◆ **Problem details**
Reproduce the records word for word, beginning at the very first line and ending at the line containing "bar — [292, 357, 313, 587]", with both of those lines included.

-------- Data records

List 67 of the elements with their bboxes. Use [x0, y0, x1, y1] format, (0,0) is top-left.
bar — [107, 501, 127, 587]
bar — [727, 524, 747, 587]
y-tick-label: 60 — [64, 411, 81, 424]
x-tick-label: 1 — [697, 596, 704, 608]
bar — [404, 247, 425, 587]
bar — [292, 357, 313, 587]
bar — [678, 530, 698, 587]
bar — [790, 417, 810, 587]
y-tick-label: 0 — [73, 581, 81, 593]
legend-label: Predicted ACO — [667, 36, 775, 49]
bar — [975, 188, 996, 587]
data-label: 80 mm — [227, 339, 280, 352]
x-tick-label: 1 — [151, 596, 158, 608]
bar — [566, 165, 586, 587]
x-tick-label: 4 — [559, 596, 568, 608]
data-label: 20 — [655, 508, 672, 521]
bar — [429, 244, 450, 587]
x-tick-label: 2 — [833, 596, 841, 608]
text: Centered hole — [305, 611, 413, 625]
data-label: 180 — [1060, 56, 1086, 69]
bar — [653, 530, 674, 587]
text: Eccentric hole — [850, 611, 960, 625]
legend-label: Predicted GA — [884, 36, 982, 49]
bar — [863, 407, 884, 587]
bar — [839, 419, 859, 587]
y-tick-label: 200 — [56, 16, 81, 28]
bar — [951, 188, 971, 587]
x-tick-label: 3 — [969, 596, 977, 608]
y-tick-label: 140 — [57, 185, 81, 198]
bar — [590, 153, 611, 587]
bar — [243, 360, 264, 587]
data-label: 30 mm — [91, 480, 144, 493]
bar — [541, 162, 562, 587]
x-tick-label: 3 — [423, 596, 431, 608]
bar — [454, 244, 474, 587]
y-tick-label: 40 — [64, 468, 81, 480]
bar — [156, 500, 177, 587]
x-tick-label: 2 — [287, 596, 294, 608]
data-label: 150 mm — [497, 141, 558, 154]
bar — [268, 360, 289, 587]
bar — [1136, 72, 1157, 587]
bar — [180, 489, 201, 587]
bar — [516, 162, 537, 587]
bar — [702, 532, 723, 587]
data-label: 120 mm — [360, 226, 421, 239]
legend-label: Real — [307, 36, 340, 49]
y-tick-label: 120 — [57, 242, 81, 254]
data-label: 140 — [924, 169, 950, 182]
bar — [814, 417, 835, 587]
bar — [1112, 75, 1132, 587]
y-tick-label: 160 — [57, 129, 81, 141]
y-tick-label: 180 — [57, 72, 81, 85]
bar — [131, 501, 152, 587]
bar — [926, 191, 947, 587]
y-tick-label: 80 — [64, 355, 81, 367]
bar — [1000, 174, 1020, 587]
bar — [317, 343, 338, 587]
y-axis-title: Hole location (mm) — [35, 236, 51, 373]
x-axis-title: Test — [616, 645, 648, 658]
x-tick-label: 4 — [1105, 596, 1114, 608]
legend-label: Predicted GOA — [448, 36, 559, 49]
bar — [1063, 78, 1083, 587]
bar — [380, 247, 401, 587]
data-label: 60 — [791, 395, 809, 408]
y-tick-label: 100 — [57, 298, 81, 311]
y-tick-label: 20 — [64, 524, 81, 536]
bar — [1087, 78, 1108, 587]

----------------

◆ **Output below**
List 67 of the elements with their bboxes. Use [x0, y0, x1, y1] format, (0,0) is top-left.
bar — [107, 501, 127, 587]
bar — [727, 524, 747, 587]
y-tick-label: 60 — [64, 411, 81, 424]
x-tick-label: 1 — [697, 596, 704, 608]
bar — [404, 247, 425, 587]
bar — [292, 357, 313, 587]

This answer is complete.